▸ Instructions to follow:
Each line below either holds the string "fast" or doesn't. Count those that do and give only the number.
— begin —
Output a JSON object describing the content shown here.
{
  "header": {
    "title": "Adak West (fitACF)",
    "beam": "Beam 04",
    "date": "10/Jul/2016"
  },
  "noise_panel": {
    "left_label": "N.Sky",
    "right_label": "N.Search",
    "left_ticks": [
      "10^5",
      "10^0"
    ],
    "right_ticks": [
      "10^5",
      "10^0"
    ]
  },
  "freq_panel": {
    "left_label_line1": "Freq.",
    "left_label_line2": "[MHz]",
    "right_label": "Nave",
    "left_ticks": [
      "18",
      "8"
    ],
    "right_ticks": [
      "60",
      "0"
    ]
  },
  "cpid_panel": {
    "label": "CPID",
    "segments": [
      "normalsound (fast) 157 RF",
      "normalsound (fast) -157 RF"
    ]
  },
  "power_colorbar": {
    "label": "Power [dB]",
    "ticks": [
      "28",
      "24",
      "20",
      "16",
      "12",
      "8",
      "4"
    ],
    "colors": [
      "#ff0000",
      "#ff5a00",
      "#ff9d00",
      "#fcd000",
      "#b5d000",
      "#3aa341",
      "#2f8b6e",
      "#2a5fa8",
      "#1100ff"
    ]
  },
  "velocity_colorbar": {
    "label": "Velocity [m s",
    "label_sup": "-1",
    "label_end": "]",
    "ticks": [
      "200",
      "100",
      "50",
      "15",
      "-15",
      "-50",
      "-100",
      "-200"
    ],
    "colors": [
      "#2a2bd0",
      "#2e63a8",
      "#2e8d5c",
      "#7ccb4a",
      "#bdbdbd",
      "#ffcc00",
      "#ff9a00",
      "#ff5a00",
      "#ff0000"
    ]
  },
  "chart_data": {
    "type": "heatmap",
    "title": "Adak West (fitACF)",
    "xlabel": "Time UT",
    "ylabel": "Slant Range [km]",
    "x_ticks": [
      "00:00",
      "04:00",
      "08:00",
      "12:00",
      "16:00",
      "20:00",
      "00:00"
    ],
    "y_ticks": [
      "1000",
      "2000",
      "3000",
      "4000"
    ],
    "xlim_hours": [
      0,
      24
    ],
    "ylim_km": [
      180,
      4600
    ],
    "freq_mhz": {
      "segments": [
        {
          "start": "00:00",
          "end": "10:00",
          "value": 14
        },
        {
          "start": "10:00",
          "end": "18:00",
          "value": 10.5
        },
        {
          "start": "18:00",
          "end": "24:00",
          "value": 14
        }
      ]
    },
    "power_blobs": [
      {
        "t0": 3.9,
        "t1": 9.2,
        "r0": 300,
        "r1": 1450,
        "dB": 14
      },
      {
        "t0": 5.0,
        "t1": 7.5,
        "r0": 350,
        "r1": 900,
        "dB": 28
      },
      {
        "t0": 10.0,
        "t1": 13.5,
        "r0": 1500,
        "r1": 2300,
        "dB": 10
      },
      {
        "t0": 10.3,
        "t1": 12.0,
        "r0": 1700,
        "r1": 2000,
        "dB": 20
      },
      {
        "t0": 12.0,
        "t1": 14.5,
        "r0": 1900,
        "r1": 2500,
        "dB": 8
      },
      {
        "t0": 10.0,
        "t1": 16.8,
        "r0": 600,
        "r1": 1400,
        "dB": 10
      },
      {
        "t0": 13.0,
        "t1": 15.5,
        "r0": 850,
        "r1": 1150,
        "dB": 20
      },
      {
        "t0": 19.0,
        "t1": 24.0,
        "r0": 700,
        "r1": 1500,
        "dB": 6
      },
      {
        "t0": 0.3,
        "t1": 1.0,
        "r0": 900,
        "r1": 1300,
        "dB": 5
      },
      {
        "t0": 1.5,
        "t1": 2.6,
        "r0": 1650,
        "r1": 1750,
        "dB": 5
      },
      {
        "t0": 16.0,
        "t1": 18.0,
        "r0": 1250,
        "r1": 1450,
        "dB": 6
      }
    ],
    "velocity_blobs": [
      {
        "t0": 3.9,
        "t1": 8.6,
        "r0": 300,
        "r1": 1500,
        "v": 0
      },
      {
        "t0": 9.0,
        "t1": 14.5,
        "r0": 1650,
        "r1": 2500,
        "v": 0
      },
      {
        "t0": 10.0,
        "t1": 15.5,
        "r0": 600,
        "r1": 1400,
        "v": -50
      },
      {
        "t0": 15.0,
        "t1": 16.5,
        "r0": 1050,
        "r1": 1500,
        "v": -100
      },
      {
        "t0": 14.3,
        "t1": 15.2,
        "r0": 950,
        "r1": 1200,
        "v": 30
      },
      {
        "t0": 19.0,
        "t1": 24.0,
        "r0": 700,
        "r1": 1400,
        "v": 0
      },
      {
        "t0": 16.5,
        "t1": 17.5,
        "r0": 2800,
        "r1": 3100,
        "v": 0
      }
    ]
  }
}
— end —
▸ Result of this task:
2